Saved data entries

___

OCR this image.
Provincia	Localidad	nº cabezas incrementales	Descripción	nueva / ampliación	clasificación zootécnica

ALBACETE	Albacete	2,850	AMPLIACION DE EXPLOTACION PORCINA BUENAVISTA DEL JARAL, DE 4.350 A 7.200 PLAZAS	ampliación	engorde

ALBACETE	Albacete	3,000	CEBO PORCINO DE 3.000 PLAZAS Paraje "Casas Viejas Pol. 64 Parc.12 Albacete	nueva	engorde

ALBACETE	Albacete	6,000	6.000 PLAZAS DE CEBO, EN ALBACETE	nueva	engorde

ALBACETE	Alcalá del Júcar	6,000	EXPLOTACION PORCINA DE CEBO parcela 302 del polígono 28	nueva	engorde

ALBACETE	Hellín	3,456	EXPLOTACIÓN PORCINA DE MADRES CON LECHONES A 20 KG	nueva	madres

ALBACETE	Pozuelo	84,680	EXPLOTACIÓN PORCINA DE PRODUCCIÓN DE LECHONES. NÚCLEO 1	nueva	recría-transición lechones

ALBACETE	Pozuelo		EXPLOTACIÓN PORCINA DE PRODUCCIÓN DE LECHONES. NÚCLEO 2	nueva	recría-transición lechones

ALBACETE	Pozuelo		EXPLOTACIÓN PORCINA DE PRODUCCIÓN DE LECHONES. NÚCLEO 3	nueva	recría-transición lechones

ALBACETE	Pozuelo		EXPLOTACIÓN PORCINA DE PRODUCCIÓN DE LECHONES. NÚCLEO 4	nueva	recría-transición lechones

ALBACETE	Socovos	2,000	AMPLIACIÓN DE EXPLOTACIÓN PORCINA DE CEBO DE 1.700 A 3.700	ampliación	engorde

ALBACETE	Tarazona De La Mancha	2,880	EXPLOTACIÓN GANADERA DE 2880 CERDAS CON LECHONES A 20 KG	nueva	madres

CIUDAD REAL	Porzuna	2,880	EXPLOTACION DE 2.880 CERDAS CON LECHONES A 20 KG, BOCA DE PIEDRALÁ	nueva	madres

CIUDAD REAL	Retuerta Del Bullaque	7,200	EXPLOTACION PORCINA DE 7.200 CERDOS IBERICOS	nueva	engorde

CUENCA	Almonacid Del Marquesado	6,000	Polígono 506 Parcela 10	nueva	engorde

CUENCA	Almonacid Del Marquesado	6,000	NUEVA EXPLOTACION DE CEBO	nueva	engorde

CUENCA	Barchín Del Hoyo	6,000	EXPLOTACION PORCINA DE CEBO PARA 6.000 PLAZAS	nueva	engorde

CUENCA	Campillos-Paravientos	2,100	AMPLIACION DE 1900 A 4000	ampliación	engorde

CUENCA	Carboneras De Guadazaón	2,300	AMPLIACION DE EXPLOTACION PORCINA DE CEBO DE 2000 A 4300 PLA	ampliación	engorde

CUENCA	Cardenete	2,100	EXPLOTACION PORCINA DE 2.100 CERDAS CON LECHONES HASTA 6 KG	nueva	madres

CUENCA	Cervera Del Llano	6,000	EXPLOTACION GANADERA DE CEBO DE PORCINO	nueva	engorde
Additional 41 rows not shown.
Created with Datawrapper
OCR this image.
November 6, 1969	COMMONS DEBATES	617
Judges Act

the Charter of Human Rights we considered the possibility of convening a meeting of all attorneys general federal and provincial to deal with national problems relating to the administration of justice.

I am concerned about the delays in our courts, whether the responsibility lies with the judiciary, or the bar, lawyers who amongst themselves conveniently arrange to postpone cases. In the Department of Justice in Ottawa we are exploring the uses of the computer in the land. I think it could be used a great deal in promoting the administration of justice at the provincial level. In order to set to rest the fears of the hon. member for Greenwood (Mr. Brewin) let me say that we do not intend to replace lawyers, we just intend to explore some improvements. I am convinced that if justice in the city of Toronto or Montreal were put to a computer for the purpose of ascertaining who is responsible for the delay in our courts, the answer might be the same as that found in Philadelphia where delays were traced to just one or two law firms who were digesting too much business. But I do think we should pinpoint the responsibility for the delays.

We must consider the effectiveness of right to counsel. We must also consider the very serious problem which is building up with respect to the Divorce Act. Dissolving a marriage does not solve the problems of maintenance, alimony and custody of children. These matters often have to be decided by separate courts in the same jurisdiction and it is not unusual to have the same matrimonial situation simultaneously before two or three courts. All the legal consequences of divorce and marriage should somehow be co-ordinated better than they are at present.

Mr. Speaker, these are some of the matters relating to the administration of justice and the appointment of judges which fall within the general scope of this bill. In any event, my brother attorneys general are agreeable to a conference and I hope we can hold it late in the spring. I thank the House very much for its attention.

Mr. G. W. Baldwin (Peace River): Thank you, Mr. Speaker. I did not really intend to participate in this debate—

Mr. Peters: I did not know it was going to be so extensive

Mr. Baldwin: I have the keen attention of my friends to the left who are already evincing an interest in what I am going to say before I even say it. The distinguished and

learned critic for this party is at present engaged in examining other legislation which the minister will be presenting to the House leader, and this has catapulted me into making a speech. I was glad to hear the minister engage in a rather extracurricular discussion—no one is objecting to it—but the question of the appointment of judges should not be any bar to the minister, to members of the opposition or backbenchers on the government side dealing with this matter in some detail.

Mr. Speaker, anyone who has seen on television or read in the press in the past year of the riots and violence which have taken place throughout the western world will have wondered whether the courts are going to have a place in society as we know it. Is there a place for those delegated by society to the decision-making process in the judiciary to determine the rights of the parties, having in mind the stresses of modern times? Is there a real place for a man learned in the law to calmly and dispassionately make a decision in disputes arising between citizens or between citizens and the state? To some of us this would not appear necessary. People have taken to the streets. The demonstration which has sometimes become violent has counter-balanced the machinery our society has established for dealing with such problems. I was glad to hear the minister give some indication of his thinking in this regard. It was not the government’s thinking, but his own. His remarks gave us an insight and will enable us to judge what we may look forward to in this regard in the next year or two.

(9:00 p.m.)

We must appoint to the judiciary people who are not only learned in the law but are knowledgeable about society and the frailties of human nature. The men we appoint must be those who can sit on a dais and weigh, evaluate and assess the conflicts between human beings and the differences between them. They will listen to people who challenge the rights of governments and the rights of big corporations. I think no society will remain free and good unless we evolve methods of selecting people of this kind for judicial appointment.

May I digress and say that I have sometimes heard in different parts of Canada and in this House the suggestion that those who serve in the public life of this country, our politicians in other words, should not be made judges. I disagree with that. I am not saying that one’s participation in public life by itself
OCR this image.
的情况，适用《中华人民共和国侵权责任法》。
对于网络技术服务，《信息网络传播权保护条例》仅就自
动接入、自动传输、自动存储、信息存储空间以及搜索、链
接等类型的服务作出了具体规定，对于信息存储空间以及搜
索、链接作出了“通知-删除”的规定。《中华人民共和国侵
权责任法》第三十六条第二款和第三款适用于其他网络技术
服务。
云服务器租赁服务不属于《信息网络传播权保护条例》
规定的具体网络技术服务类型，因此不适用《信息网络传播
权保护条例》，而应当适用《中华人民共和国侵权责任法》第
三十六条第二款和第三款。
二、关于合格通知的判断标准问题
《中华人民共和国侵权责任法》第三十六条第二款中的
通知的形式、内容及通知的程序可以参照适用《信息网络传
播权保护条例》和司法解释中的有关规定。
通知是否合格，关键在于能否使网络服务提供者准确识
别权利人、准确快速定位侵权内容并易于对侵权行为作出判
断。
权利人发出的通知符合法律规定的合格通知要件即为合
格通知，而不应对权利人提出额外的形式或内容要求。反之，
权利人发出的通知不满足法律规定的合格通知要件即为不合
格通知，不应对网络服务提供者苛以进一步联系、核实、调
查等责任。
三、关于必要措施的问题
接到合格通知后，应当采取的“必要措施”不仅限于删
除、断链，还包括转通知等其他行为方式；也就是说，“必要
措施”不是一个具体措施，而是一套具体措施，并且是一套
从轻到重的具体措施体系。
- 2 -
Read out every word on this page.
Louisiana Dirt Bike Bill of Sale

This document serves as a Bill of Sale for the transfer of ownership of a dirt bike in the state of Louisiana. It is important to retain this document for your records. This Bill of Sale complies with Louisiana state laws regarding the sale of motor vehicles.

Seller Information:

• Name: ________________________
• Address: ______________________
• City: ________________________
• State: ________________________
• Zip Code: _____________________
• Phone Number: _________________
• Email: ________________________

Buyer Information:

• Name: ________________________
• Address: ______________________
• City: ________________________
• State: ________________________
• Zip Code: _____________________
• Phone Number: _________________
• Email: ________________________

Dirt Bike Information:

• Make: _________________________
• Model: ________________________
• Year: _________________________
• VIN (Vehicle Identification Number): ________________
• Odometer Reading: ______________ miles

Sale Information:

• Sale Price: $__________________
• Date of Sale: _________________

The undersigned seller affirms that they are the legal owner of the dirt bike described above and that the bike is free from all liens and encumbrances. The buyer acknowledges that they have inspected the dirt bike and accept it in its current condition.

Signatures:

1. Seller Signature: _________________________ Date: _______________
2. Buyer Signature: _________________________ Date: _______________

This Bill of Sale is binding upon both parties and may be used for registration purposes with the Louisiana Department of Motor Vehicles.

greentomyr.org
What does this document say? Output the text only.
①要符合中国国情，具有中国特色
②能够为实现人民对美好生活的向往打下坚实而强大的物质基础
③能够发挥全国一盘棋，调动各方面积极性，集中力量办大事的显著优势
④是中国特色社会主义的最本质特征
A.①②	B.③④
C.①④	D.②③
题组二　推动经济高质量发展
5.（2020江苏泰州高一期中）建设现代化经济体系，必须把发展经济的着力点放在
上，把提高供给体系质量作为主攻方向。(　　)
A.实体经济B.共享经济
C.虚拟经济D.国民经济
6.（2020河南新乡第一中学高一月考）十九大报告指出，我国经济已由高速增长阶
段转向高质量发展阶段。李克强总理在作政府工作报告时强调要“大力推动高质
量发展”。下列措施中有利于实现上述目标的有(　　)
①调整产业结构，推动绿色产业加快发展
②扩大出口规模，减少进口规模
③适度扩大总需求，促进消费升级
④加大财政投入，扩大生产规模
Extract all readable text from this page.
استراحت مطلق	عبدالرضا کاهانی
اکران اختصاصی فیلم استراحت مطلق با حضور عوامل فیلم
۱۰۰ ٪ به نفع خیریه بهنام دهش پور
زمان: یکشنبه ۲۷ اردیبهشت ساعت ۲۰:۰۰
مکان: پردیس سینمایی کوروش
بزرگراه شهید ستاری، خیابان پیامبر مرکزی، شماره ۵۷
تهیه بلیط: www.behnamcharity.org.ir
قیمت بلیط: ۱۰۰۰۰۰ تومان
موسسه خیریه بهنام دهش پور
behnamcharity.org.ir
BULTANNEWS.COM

___

**CHALLENGE:**
Return only the lines running from the line with "What does this" to the last line of the records, both included, exactly as written.

**TASK RESULT:**
What does this document say? Output the text only.
①要符合中国国情，具有中国特色
②能够为实现人民对美好生活的向往打下坚实而强大的物质基础
③能够发挥全国一盘棋，调动各方面积极性，集中力量办大事的显著优势
④是中国特色社会主义的最本质特征
A.①②	B.③④
C.①④	D.②③
题组二　推动经济高质量发展
5.（2020江苏泰州高一期中）建设现代化经济体系，必须把发展经济的着力点放在
上，把提高供给体系质量作为主攻方向。(　　)
A.实体经济B.共享经济
C.虚拟经济D.国民经济
6.（2020河南新乡第一中学高一月考）十九大报告指出，我国经济已由高速增长阶
段转向高质量发展阶段。李克强总理在作政府工作报告时强调要“大力推动高质
量发展”。下列措施中有利于实现上述目标的有(　　)
①调整产业结构，推动绿色产业加快发展
②扩大出口规模，减少进口规模
③适度扩大总需求，促进消费升级
④加大财政投入，扩大生产规模
Extract all readable text from this page.
استراحت مطلق	عبدالرضا کاهانی
اکران اختصاصی فیلم استراحت مطلق با حضور عوامل فیلم
۱۰۰ ٪ به نفع خیریه بهنام دهش پور
زمان: یکشنبه ۲۷ اردیبهشت ساعت ۲۰:۰۰
مکان: پردیس سینمایی کوروش
بزرگراه شهید ستاری، خیابان پیامبر مرکزی، شماره ۵۷
تهیه بلیط: www.behnamcharity.org.ir
قیمت بلیط: ۱۰۰۰۰۰ تومان
موسسه خیریه بهنام دهش پور
behnamcharity.org.ir
BULTANNEWS.COM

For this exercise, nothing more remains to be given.